→ **Given problem**
Reproduce the listing verbatim.

[Stored dataset items]
------------------------------------------------

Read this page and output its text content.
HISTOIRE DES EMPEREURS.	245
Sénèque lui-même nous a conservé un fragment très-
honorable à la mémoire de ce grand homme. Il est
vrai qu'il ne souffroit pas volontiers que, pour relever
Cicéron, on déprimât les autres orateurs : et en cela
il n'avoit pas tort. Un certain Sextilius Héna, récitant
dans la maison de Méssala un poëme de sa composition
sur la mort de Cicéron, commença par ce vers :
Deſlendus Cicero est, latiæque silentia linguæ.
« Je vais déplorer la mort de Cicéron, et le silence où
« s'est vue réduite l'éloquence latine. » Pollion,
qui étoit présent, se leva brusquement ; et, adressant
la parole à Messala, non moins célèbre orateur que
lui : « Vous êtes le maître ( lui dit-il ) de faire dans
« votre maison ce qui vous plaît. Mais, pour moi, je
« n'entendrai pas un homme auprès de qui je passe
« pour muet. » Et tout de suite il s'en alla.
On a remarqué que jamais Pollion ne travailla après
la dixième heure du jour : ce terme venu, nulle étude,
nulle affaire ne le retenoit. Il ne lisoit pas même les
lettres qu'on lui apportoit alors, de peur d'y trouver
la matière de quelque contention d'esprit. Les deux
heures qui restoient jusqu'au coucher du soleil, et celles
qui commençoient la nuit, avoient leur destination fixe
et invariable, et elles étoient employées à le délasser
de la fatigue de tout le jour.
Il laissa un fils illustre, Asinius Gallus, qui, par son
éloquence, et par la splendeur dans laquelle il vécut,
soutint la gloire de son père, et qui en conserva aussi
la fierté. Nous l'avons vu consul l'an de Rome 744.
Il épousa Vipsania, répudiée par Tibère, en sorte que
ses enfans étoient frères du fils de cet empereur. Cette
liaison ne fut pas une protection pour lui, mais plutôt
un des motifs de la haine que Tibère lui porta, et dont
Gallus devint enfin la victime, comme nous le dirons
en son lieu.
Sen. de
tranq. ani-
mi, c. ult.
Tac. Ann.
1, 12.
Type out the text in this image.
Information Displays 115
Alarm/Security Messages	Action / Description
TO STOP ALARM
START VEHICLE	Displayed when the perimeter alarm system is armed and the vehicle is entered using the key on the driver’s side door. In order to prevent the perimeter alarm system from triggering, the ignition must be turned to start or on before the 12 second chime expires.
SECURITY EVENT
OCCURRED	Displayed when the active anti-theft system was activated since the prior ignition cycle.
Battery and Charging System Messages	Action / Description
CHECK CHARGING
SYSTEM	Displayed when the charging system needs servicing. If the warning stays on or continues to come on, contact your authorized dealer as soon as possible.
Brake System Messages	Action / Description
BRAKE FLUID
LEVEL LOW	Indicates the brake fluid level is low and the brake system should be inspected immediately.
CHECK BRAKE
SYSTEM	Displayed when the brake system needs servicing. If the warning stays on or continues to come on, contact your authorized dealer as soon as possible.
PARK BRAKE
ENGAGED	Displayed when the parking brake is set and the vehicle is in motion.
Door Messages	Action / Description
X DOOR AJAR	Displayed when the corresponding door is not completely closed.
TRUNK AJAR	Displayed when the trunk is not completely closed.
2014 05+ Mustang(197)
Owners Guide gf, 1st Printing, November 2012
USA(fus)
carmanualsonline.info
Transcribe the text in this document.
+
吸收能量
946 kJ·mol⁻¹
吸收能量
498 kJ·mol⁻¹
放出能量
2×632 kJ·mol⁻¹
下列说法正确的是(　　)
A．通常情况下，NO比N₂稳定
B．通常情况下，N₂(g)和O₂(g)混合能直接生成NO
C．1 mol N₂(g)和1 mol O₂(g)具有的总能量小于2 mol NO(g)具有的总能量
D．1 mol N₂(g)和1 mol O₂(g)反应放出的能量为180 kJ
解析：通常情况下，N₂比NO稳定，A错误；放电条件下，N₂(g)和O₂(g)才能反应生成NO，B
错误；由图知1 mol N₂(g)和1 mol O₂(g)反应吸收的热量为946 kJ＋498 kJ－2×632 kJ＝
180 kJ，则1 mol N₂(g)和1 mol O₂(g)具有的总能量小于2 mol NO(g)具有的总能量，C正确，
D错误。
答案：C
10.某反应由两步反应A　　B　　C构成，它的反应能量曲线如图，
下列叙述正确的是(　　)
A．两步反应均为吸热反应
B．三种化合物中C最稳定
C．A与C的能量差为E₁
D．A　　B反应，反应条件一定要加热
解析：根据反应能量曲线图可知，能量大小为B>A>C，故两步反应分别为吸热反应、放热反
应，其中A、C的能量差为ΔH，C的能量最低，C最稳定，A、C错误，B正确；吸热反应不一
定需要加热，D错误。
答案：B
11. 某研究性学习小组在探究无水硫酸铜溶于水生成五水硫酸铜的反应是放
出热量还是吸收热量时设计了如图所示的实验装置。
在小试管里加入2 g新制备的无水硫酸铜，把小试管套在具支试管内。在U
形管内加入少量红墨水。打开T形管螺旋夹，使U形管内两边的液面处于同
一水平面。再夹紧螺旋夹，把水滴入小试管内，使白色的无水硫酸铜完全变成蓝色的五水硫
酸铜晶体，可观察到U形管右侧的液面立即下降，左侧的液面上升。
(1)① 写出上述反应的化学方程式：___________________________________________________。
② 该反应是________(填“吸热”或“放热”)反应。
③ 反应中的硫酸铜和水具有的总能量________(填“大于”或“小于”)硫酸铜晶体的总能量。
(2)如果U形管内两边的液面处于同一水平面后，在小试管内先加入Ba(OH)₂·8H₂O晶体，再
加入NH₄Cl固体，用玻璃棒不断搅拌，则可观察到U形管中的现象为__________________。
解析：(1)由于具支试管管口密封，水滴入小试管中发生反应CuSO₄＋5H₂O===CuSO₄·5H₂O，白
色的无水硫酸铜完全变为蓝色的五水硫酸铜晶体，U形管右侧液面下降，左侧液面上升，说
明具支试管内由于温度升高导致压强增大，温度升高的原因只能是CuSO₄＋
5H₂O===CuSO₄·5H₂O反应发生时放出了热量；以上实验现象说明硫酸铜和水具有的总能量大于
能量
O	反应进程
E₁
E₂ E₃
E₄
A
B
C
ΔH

------------------------------------------------

→ **The result**
Read this page and output its text content.
HISTOIRE DES EMPEREURS.	245
Sénèque lui-même nous a conservé un fragment très-
honorable à la mémoire de ce grand homme. Il est
vrai qu'il ne souffroit pas volontiers que, pour relever
Cicéron, on déprimât les autres orateurs : et en cela
il n'avoit pas tort. Un certain Sextilius Héna, récitant
dans la maison de Méssala un poëme de sa composition
sur la mort de Cicéron, commença par ce vers :
Deſlendus Cicero est, latiæque silentia linguæ.
« Je vais déplorer la mort de Cicéron, et le silence où
« s'est vue réduite l'éloquence latine. » Pollion,
qui étoit présent, se leva brusquement ; et, adressant
la parole à Messala, non moins célèbre orateur que
lui : « Vous êtes le maître ( lui dit-il ) de faire dans
« votre maison ce qui vous plaît. Mais, pour moi, je
« n'entendrai pas un homme auprès de qui je passe
« pour muet. » Et tout de suite il s'en alla.
On a remarqué que jamais Pollion ne travailla après
la dixième heure du jour : ce terme venu, nulle étude,
nulle affaire ne le retenoit. Il ne lisoit pas même les
lettres qu'on lui apportoit alors, de peur d'y trouver
la matière de quelque contention d'esprit. Les deux
heures qui restoient jusqu'au coucher du soleil, et celles
qui commençoient la nuit, avoient leur destination fixe
et invariable, et elles étoient employées à le délasser
de la fatigue de tout le jour.
Il laissa un fils illustre, Asinius Gallus, qui, par son
éloquence, et par la splendeur dans laquelle il vécut,
soutint la gloire de son père, et qui en conserva aussi
la fierté. Nous l'avons vu consul l'an de Rome 744.
Il épousa Vipsania, répudiée par Tibère, en sorte que
ses enfans étoient frères du fils de cet empereur. Cette
liaison ne fut pas une protection pour lui, mais plutôt
un des motifs de la haine que Tibère lui porta, et dont
Gallus devint enfin la victime, comme nous le dirons
en son lieu.
Sen. de
tranq. ani-
mi, c. ult.
Tac. Ann.
1, 12.
Type out the text in this image.
Information Displays 115
Alarm/Security Messages	Action / Description
TO STOP ALARM
START VEHICLE	Displayed when the perimeter alarm system is armed and the vehicle is entered using the key on the driver’s side door. In order to prevent the perimeter alarm system from triggering, the ignition must be turned to start or on before the 12 second chime expires.
SECURITY EVENT
OCCURRED	Displayed when the active anti-theft system was activated since the prior ignition cycle.
Battery and Charging System Messages	Action / Description
CHECK CHARGING
SYSTEM	Displayed when the charging system needs servicing. If the warning stays on or continues to come on, contact your authorized dealer as soon as possible.
Brake System Messages	Action / Description
BRAKE FLUID
LEVEL LOW	Indicates the brake fluid level is low and the brake system should be inspected immediately.
CHECK BRAKE
SYSTEM	Displayed when the brake system needs servicing. If the warning stays on or continues to come on, contact your authorized dealer as soon as possible.
PARK BRAKE
ENGAGED	Displayed when the parking brake is set and the vehicle is in motion.
Door Messages	Action / Description
X DOOR AJAR	Displayed when the corresponding door is not completely closed.
TRUNK AJAR	Displayed when the trunk is not completely closed.
2014 05+ Mustang(197)
Owners Guide gf, 1st Printing, November 2012
USA(fus)
carmanualsonline.info
Transcribe the text in this document.
+
吸收能量
946 kJ·mol⁻¹
吸收能量
498 kJ·mol⁻¹
放出能量
2×632 kJ·mol⁻¹
下列说法正确的是(　　)
A．通常情况下，NO比N₂稳定
B．通常情况下，N₂(g)和O₂(g)混合能直接生成NO
C．1 mol N₂(g)和1 mol O₂(g)具有的总能量小于2 mol NO(g)具有的总能量
D．1 mol N₂(g)和1 mol O₂(g)反应放出的能量为180 kJ
解析：通常情况下，N₂比NO稳定，A错误；放电条件下，N₂(g)和O₂(g)才能反应生成NO，B
错误；由图知1 mol N₂(g)和1 mol O₂(g)反应吸收的热量为946 kJ＋498 kJ－2×632 kJ＝
180 kJ，则1 mol N₂(g)和1 mol O₂(g)具有的总能量小于2 mol NO(g)具有的总能量，C正确，
D错误。
答案：C
10.某反应由两步反应A　　B　　C构成，它的反应能量曲线如图，
下列叙述正确的是(　　)
A．两步反应均为吸热反应
B．三种化合物中C最稳定
C．A与C的能量差为E₁
D．A　　B反应，反应条件一定要加热
解析：根据反应能量曲线图可知，能量大小为B>A>C，故两步反应分别为吸热反应、放热反
应，其中A、C的能量差为ΔH，C的能量最低，C最稳定，A、C错误，B正确；吸热反应不一
定需要加热，D错误。
答案：B
11. 某研究性学习小组在探究无水硫酸铜溶于水生成五水硫酸铜的反应是放
出热量还是吸收热量时设计了如图所示的实验装置。
在小试管里加入2 g新制备的无水硫酸铜，把小试管套在具支试管内。在U
形管内加入少量红墨水。打开T形管螺旋夹，使U形管内两边的液面处于同
一水平面。再夹紧螺旋夹，把水滴入小试管内，使白色的无水硫酸铜完全变成蓝色的五水硫
酸铜晶体，可观察到U形管右侧的液面立即下降，左侧的液面上升。
(1)① 写出上述反应的化学方程式：___________________________________________________。
② 该反应是________(填“吸热”或“放热”)反应。
③ 反应中的硫酸铜和水具有的总能量________(填“大于”或“小于”)硫酸铜晶体的总能量。
(2)如果U形管内两边的液面处于同一水平面后，在小试管内先加入Ba(OH)₂·8H₂O晶体，再
加入NH₄Cl固体，用玻璃棒不断搅拌，则可观察到U形管中的现象为__________________。
解析：(1)由于具支试管管口密封，水滴入小试管中发生反应CuSO₄＋5H₂O===CuSO₄·5H₂O，白
色的无水硫酸铜完全变为蓝色的五水硫酸铜晶体，U形管右侧液面下降，左侧液面上升，说
明具支试管内由于温度升高导致压强增大，温度升高的原因只能是CuSO₄＋
5H₂O===CuSO₄·5H₂O反应发生时放出了热量；以上实验现象说明硫酸铜和水具有的总能量大于
能量
O	反应进程
E₁
E₂ E₃
E₄
A
B
C
ΔH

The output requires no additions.